» Entries supplied
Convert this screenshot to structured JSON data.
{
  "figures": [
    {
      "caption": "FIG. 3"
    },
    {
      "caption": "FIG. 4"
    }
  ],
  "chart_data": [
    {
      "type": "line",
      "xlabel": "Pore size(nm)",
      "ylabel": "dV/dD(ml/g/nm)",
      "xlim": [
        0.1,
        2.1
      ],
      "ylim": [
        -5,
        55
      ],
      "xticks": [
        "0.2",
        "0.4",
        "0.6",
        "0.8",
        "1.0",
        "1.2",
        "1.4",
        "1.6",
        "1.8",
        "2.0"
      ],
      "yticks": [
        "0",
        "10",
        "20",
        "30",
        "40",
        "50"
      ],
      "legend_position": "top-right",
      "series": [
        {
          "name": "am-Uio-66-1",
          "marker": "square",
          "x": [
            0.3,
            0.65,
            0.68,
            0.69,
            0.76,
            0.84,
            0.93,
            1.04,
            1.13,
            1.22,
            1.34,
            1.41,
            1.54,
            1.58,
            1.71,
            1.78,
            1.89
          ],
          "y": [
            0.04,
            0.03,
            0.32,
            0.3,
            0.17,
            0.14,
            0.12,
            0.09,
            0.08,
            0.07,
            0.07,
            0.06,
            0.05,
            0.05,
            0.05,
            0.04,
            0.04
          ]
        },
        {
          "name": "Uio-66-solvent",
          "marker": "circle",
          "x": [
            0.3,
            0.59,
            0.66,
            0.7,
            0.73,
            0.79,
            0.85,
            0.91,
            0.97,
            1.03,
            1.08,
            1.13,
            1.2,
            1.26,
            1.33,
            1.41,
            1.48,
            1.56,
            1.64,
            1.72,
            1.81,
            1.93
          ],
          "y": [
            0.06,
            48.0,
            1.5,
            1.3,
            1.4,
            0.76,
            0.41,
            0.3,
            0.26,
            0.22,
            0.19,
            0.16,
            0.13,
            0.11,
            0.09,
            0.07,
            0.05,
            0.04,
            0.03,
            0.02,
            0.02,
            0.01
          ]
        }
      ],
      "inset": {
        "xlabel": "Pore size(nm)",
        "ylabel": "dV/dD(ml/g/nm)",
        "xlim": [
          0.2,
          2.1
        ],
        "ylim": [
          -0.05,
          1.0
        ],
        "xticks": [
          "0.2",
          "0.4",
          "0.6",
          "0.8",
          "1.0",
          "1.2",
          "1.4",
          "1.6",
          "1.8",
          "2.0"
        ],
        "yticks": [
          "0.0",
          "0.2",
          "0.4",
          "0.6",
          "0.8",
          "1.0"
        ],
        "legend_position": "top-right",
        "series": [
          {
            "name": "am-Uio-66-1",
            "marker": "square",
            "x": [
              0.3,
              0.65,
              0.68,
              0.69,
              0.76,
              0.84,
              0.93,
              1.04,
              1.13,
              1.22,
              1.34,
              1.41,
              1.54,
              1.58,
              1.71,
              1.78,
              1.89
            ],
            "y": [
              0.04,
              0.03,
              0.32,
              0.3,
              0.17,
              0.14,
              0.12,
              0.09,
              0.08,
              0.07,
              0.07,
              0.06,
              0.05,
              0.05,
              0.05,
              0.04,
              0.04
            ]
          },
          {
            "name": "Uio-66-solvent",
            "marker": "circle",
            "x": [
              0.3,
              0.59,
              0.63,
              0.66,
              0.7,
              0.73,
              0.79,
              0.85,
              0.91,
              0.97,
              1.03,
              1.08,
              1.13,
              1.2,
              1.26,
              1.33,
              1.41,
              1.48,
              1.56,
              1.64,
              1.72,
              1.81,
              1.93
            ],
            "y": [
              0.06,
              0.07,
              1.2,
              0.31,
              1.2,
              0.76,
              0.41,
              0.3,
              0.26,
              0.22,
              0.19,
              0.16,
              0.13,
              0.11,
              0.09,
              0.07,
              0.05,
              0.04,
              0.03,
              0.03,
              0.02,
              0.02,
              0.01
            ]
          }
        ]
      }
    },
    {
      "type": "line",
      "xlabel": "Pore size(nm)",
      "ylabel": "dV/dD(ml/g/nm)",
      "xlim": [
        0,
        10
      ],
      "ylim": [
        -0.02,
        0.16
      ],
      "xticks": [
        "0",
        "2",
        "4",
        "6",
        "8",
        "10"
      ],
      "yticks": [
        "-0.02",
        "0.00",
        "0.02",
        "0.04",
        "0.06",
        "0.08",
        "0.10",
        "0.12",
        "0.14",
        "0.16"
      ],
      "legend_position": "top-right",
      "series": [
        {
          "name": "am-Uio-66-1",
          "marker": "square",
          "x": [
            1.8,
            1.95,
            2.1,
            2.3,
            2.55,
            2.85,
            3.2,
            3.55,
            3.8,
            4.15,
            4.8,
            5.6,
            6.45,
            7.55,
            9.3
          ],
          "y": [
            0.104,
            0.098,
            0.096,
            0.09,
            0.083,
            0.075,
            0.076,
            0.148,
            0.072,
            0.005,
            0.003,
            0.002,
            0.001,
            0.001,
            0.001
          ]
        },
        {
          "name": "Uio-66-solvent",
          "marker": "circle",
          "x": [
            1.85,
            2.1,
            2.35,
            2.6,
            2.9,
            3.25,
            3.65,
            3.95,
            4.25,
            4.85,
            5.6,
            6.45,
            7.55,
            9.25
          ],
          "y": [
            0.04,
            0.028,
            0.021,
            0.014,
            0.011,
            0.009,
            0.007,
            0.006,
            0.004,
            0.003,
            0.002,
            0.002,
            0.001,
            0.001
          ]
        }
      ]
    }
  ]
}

» Written task
Produce an exact copy of all the records.

» Complete output
Convert this screenshot to structured JSON data.
{
  "figures": [
    {
      "caption": "FIG. 3"
    },
    {
      "caption": "FIG. 4"
    }
  ],
  "chart_data": [
    {
      "type": "line",
      "xlabel": "Pore size(nm)",
      "ylabel": "dV/dD(ml/g/nm)",
      "xlim": [
        0.1,
        2.1
      ],
      "ylim": [
        -5,
        55
      ],
      "xticks": [
        "0.2",
        "0.4",
        "0.6",
        "0.8",
        "1.0",
        "1.2",
        "1.4",
        "1.6",
        "1.8",
        "2.0"
      ],
      "yticks": [
        "0",
        "10",
        "20",
        "30",
        "40",
        "50"
      ],
      "legend_position": "top-right",
      "series": [
        {
          "name": "am-Uio-66-1",
          "marker": "square",
          "x": [
            0.3,
            0.65,
            0.68,
            0.69,
            0.76,
            0.84,
            0.93,
            1.04,
            1.13,
            1.22,
            1.34,
            1.41,
            1.54,
            1.58,
            1.71,
            1.78,
            1.89
          ],
          "y": [
            0.04,
            0.03,
            0.32,
            0.3,
            0.17,
            0.14,
            0.12,
            0.09,
            0.08,
            0.07,
            0.07,
            0.06,
            0.05,
            0.05,
            0.05,
            0.04,
            0.04
          ]
        },
        {
          "name": "Uio-66-solvent",
          "marker": "circle",
          "x": [
            0.3,
            0.59,
            0.66,
            0.7,
            0.73,
            0.79,
            0.85,
            0.91,
            0.97,
            1.03,
            1.08,
            1.13,
            1.2,
            1.26,
            1.33,
            1.41,
            1.48,
            1.56,
            1.64,
            1.72,
            1.81,
            1.93
          ],
          "y": [
            0.06,
            48.0,
            1.5,
            1.3,
            1.4,
            0.76,
            0.41,
            0.3,
            0.26,
            0.22,
            0.19,
            0.16,
            0.13,
            0.11,
            0.09,
            0.07,
            0.05,
            0.04,
            0.03,
            0.02,
            0.02,
            0.01
          ]
        }
      ],
      "inset": {
        "xlabel": "Pore size(nm)",
        "ylabel": "dV/dD(ml/g/nm)",
        "xlim": [
          0.2,
          2.1
        ],
        "ylim": [
          -0.05,
          1.0
        ],
        "xticks": [
          "0.2",
          "0.4",
          "0.6",
          "0.8",
          "1.0",
          "1.2",
          "1.4",
          "1.6",
          "1.8",
          "2.0"
        ],
        "yticks": [
          "0.0",
          "0.2",
          "0.4",
          "0.6",
          "0.8",
          "1.0"
        ],
        "legend_position": "top-right",
        "series": [
          {
            "name": "am-Uio-66-1",
            "marker": "square",
            "x": [
              0.3,
              0.65,
              0.68,
              0.69,
              0.76,
              0.84,
              0.93,
              1.04,
              1.13,
              1.22,
              1.34,
              1.41,
              1.54,
              1.58,
              1.71,
              1.78,
              1.89
            ],
            "y": [
              0.04,
              0.03,
              0.32,
              0.3,
              0.17,
              0.14,
              0.12,
              0.09,
              0.08,
              0.07,
              0.07,
              0.06,
              0.05,
              0.05,
              0.05,
              0.04,
              0.04
            ]
          },
          {
            "name": "Uio-66-solvent",
            "marker": "circle",
            "x": [
              0.3,
              0.59,
              0.63,
              0.66,
              0.7,
              0.73,
              0.79,
              0.85,
              0.91,
              0.97,
              1.03,
              1.08,
              1.13,
              1.2,
              1.26,
              1.33,
              1.41,
              1.48,
              1.56,
              1.64,
              1.72,
              1.81,
              1.93
            ],
            "y": [
              0.06,
              0.07,
              1.2,
              0.31,
              1.2,
              0.76,
              0.41,
              0.3,
              0.26,
              0.22,
              0.19,
              0.16,
              0.13,
              0.11,
              0.09,
              0.07,
              0.05,
              0.04,
              0.03,
              0.03,
              0.02,
              0.02,
              0.01
            ]
          }
        ]
      }
    },
    {
      "type": "line",
      "xlabel": "Pore size(nm)",
      "ylabel": "dV/dD(ml/g/nm)",
      "xlim": [
        0,
        10
      ],
      "ylim": [
        -0.02,
        0.16
      ],
      "xticks": [
        "0",
        "2",
        "4",
        "6",
        "8",
        "10"
      ],
      "yticks": [
        "-0.02",
        "0.00",
        "0.02",
        "0.04",
        "0.06",
        "0.08",
        "0.10",
        "0.12",
        "0.14",
        "0.16"
      ],
      "legend_position": "top-right",
      "series": [
        {
          "name": "am-Uio-66-1",
          "marker": "square",
          "x": [
            1.8,
            1.95,
            2.1,
            2.3,
            2.55,
            2.85,
            3.2,
            3.55,
            3.8,
            4.15,
            4.8,
            5.6,
            6.45,
            7.55,
            9.3
          ],
          "y": [
            0.104,
            0.098,
            0.096,
            0.09,
            0.083,
            0.075,
            0.076,
            0.148,
            0.072,
            0.005,
            0.003,
            0.002,
            0.001,
            0.001,
            0.001
          ]
        },
        {
          "name": "Uio-66-solvent",
          "marker": "circle",
          "x": [
            1.85,
            2.1,
            2.35,
            2.6,
            2.9,
            3.25,
            3.65,
            3.95,
            4.25,
            4.85,
            5.6,
            6.45,
            7.55,
            9.25
          ],
          "y": [
            0.04,
            0.028,
            0.021,
            0.014,
            0.011,
            0.009,
            0.007,
            0.006,
            0.004,
            0.003,
            0.002,
            0.002,
            0.001,
            0.001
          ]
        }
      ]
    }
  ]
}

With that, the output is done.